--- RECORD EXTRACTS ---
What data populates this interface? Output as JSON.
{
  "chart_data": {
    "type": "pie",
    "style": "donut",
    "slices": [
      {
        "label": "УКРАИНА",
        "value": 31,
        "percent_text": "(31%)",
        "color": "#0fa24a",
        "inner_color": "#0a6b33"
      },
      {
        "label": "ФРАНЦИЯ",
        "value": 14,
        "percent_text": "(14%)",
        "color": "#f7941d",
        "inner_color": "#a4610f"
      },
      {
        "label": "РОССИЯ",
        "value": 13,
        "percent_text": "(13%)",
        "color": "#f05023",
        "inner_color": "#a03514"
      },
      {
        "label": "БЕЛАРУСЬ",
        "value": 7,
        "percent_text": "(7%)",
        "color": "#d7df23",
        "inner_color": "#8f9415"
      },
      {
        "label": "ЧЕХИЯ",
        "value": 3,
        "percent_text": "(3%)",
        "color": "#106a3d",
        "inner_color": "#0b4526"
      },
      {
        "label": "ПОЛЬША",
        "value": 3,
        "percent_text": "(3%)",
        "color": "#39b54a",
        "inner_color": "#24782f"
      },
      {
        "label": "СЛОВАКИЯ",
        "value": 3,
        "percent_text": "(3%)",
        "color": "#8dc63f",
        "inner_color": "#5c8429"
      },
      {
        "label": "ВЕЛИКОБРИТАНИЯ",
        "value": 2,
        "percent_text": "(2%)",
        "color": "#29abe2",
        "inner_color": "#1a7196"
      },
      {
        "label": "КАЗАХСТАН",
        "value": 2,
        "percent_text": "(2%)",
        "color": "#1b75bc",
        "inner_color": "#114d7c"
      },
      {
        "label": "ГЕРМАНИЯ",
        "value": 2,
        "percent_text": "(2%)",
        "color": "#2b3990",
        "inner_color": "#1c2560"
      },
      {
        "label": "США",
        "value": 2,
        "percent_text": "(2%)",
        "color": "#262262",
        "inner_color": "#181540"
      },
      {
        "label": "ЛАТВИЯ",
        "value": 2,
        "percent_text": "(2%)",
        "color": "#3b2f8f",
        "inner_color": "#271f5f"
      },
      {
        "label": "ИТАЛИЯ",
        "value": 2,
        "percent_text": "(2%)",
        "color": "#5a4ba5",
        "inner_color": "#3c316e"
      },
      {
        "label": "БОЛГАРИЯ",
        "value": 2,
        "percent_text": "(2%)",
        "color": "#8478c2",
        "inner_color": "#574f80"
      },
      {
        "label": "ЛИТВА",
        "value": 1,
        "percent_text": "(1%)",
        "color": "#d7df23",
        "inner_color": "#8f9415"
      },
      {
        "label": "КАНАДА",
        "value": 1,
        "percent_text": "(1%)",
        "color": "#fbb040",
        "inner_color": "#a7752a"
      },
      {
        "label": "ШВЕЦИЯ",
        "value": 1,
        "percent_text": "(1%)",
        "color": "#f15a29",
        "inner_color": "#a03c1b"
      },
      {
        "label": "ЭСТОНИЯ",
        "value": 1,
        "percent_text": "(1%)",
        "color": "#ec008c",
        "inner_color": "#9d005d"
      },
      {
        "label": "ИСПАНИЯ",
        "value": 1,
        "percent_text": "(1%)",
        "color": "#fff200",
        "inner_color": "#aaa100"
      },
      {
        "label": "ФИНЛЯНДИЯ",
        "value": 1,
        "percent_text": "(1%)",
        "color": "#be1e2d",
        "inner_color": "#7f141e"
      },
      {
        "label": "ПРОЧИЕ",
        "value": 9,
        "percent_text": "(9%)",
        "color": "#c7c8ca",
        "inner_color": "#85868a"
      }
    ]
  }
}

--- GIVEN REQUEST ---
Quote each line of the data above exactly as written.

--- RIGHT ANSWER ---
What data populates this interface? Output as JSON.
{
  "chart_data": {
    "type": "pie",
    "style": "donut",
    "slices": [
      {
        "label": "УКРАИНА",
        "value": 31,
        "percent_text": "(31%)",
        "color": "#0fa24a",
        "inner_color": "#0a6b33"
      },
      {
        "label": "ФРАНЦИЯ",
        "value": 14,
        "percent_text": "(14%)",
        "color": "#f7941d",
        "inner_color": "#a4610f"
      },
      {
        "label": "РОССИЯ",
        "value": 13,
        "percent_text": "(13%)",
        "color": "#f05023",
        "inner_color": "#a03514"
      },
      {
        "label": "БЕЛАРУСЬ",
        "value": 7,
        "percent_text": "(7%)",
        "color": "#d7df23",
        "inner_color": "#8f9415"
      },
      {
        "label": "ЧЕХИЯ",
        "value": 3,
        "percent_text": "(3%)",
        "color": "#106a3d",
        "inner_color": "#0b4526"
      },
      {
        "label": "ПОЛЬША",
        "value": 3,
        "percent_text": "(3%)",
        "color": "#39b54a",
        "inner_color": "#24782f"
      },
      {
        "label": "СЛОВАКИЯ",
        "value": 3,
        "percent_text": "(3%)",
        "color": "#8dc63f",
        "inner_color": "#5c8429"
      },
      {
        "label": "ВЕЛИКОБРИТАНИЯ",
        "value": 2,
        "percent_text": "(2%)",
        "color": "#29abe2",
        "inner_color": "#1a7196"
      },
      {
        "label": "КАЗАХСТАН",
        "value": 2,
        "percent_text": "(2%)",
        "color": "#1b75bc",
        "inner_color": "#114d7c"
      },
      {
        "label": "ГЕРМАНИЯ",
        "value": 2,
        "percent_text": "(2%)",
        "color": "#2b3990",
        "inner_color": "#1c2560"
      },
      {
        "label": "США",
        "value": 2,
        "percent_text": "(2%)",
        "color": "#262262",
        "inner_color": "#181540"
      },
      {
        "label": "ЛАТВИЯ",
        "value": 2,
        "percent_text": "(2%)",
        "color": "#3b2f8f",
        "inner_color": "#271f5f"
      },
      {
        "label": "ИТАЛИЯ",
        "value": 2,
        "percent_text": "(2%)",
        "color": "#5a4ba5",
        "inner_color": "#3c316e"
      },
      {
        "label": "БОЛГАРИЯ",
        "value": 2,
        "percent_text": "(2%)",
        "color": "#8478c2",
        "inner_color": "#574f80"
      },
      {
        "label": "ЛИТВА",
        "value": 1,
        "percent_text": "(1%)",
        "color": "#d7df23",
        "inner_color": "#8f9415"
      },
      {
        "label": "КАНАДА",
        "value": 1,
        "percent_text": "(1%)",
        "color": "#fbb040",
        "inner_color": "#a7752a"
      },
      {
        "label": "ШВЕЦИЯ",
        "value": 1,
        "percent_text": "(1%)",
        "color": "#f15a29",
        "inner_color": "#a03c1b"
      },
      {
        "label": "ЭСТОНИЯ",
        "value": 1,
        "percent_text": "(1%)",
        "color": "#ec008c",
        "inner_color": "#9d005d"
      },
      {
        "label": "ИСПАНИЯ",
        "value": 1,
        "percent_text": "(1%)",
        "color": "#fff200",
        "inner_color": "#aaa100"
      },
      {
        "label": "ФИНЛЯНДИЯ",
        "value": 1,
        "percent_text": "(1%)",
        "color": "#be1e2d",
        "inner_color": "#7f141e"
      },
      {
        "label": "ПРОЧИЕ",
        "value": 9,
        "percent_text": "(9%)",
        "color": "#c7c8ca",
        "inner_color": "#85868a"
      }
    ]
  }
}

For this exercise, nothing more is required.